TASK TO COMPLETE: Pull every line of the entries that has the word "enrolled".

RECORDED INFORMATION:
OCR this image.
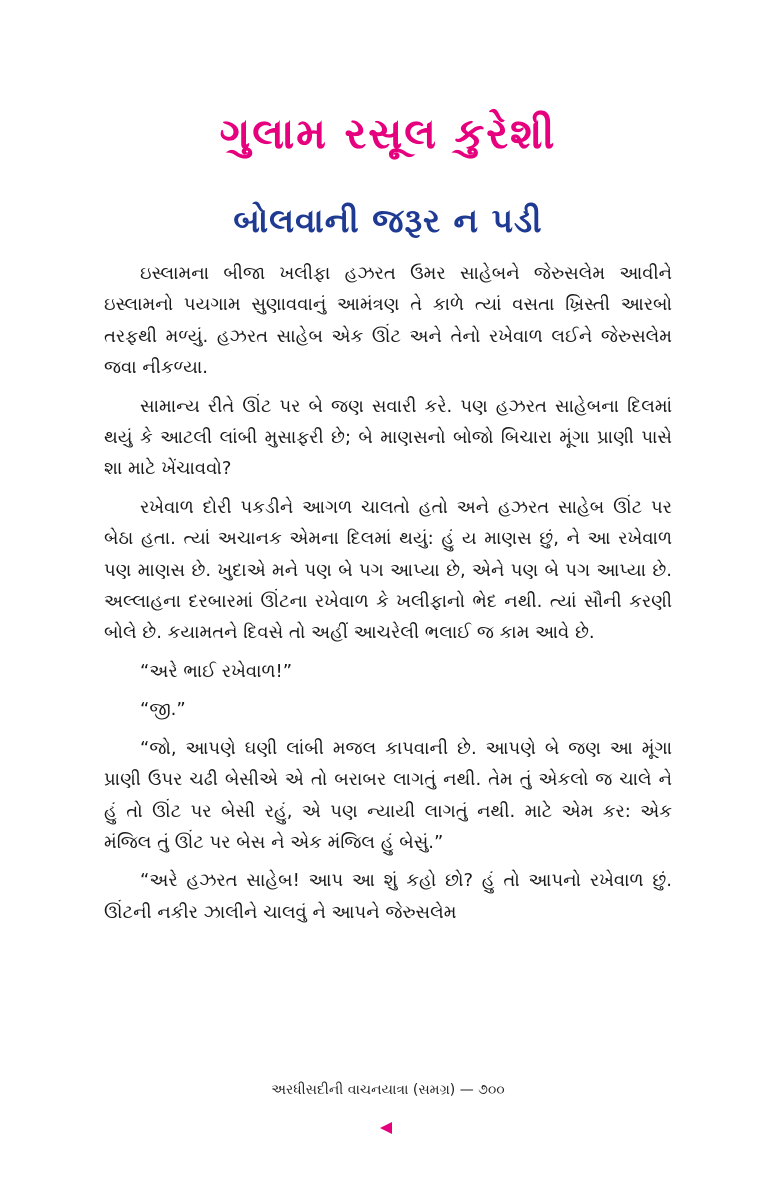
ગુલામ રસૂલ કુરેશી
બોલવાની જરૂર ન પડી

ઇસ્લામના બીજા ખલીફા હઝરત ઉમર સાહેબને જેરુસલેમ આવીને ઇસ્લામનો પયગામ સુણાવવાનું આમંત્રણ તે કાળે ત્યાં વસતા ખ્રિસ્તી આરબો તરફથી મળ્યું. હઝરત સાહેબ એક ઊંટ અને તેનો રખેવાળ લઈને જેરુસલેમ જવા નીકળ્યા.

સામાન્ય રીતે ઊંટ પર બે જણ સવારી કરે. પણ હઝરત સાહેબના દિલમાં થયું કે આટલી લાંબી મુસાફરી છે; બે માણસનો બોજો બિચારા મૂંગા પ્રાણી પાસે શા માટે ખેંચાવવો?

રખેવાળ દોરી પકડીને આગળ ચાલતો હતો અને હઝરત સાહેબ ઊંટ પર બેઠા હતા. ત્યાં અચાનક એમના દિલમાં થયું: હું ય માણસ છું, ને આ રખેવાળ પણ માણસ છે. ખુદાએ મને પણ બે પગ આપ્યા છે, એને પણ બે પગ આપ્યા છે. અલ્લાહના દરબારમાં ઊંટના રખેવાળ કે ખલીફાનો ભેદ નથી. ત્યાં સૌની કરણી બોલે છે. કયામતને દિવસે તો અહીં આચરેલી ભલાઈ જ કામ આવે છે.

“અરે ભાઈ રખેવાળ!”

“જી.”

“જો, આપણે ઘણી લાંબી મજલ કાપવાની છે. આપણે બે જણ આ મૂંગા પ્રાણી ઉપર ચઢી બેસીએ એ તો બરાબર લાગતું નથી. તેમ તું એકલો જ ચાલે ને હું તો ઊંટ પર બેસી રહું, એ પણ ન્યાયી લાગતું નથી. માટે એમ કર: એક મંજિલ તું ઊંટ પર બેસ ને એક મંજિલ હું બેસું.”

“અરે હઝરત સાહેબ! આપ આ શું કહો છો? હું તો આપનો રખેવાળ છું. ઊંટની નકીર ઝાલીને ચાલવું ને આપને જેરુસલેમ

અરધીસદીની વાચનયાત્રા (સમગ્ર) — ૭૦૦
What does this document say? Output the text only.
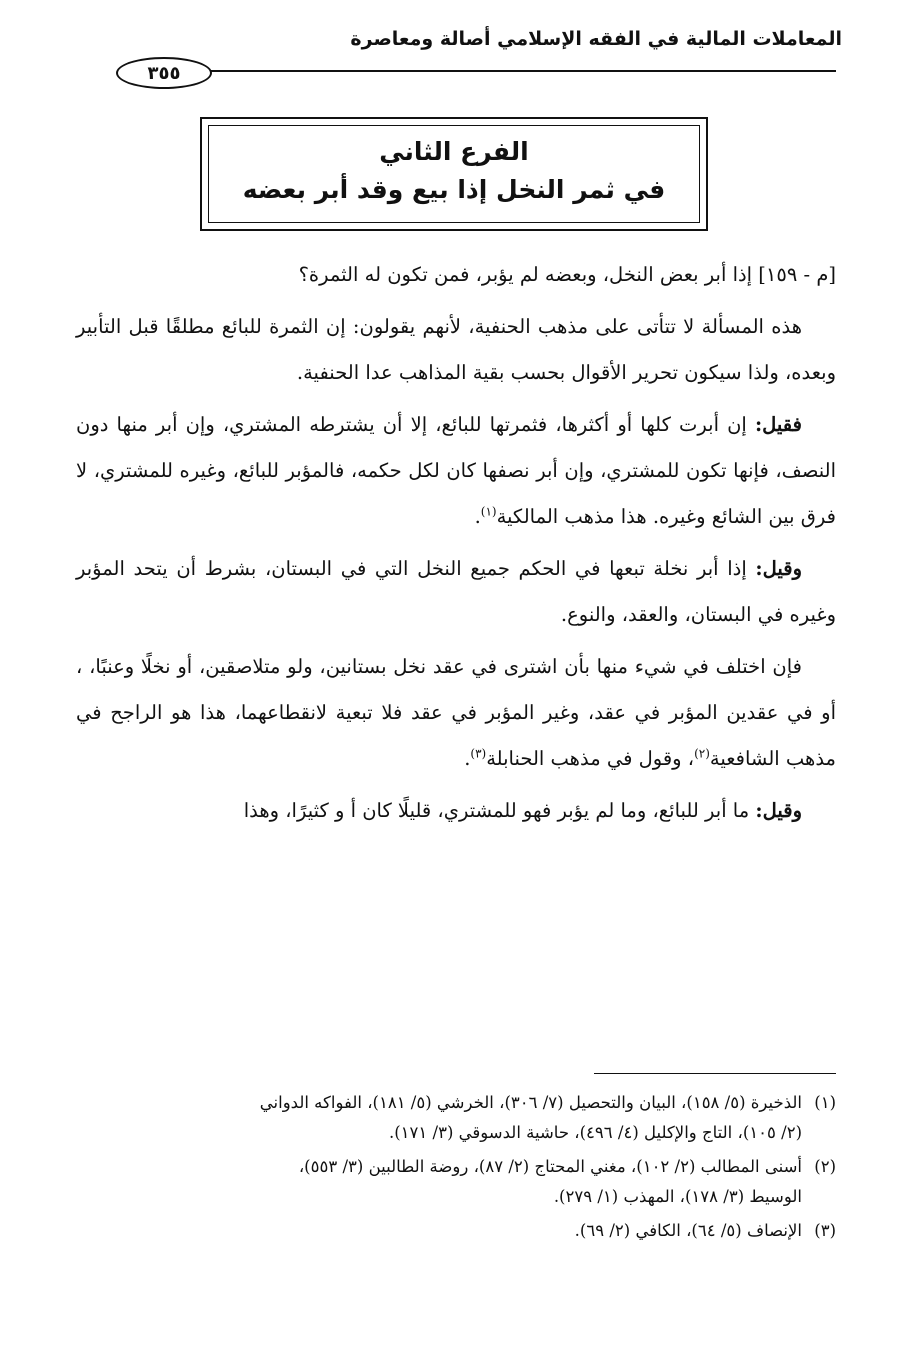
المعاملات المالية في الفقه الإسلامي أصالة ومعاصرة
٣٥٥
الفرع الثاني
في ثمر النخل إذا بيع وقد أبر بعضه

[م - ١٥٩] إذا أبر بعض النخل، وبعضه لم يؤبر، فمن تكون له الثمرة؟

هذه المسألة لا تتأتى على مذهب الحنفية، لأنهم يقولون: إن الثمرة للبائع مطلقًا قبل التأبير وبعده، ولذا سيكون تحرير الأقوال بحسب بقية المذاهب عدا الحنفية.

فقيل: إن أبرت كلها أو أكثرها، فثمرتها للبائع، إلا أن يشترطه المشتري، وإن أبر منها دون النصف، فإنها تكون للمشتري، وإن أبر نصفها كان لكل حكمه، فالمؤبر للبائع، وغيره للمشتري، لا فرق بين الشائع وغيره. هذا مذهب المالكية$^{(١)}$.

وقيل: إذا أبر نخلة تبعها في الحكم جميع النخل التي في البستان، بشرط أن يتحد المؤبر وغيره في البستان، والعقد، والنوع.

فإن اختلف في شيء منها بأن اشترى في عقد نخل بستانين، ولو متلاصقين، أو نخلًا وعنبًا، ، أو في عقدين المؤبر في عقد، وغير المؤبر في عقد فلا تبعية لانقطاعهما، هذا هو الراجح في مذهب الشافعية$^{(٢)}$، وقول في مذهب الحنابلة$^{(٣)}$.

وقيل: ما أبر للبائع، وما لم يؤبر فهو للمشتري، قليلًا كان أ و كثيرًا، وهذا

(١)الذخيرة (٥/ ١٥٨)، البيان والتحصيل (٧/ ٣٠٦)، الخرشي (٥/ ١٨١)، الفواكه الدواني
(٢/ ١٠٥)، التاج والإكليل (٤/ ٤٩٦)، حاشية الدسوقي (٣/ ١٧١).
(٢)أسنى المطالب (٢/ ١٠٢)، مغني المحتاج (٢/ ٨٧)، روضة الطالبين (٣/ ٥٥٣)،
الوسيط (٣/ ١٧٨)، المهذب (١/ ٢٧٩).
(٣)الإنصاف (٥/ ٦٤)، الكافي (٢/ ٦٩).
--
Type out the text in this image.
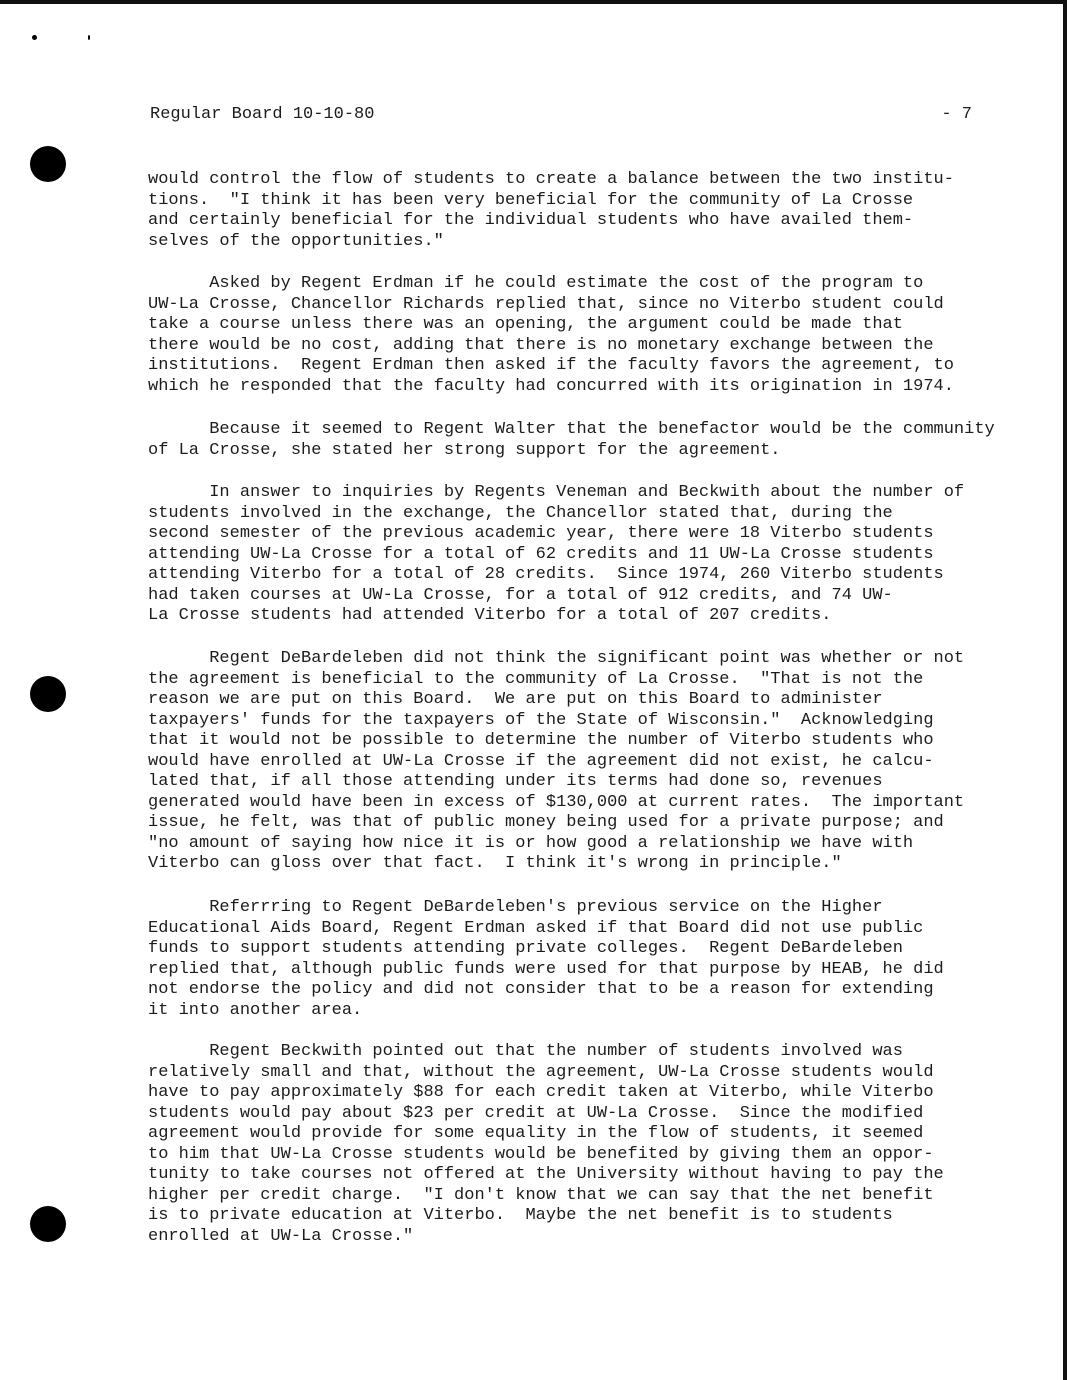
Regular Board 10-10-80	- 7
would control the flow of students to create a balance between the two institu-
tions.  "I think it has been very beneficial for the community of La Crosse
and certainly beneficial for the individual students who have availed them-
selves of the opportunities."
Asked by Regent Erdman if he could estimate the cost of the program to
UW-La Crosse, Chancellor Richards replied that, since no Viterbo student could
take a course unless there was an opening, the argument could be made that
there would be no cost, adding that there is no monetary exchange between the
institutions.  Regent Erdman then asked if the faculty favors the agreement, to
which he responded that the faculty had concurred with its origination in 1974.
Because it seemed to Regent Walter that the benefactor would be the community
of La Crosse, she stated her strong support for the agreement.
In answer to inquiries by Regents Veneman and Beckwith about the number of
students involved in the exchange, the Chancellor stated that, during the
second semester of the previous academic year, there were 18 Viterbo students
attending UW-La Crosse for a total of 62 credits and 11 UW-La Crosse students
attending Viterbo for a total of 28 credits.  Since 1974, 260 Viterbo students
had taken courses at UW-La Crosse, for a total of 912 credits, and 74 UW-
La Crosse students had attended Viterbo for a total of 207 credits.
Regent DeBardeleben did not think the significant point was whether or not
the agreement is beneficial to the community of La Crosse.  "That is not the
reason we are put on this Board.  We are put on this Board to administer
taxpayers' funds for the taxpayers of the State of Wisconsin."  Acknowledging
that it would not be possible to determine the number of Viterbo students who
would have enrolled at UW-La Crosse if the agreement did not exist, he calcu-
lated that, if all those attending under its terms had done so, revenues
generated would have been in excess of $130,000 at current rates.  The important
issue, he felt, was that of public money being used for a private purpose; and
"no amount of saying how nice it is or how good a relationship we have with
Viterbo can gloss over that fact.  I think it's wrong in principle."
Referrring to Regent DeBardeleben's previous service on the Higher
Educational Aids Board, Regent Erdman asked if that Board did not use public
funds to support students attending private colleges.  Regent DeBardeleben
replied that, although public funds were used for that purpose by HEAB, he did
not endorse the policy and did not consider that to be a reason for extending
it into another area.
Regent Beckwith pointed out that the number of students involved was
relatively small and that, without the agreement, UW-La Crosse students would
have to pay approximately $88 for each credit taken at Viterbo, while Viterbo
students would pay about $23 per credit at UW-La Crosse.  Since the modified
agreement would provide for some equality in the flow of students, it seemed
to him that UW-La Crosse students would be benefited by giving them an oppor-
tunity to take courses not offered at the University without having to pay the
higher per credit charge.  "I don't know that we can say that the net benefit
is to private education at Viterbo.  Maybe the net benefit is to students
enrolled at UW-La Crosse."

EXERCISE ANSWER:
would have enrolled at UW-La Crosse if the agreement did not exist, he calcu-
enrolled at UW-La Crosse."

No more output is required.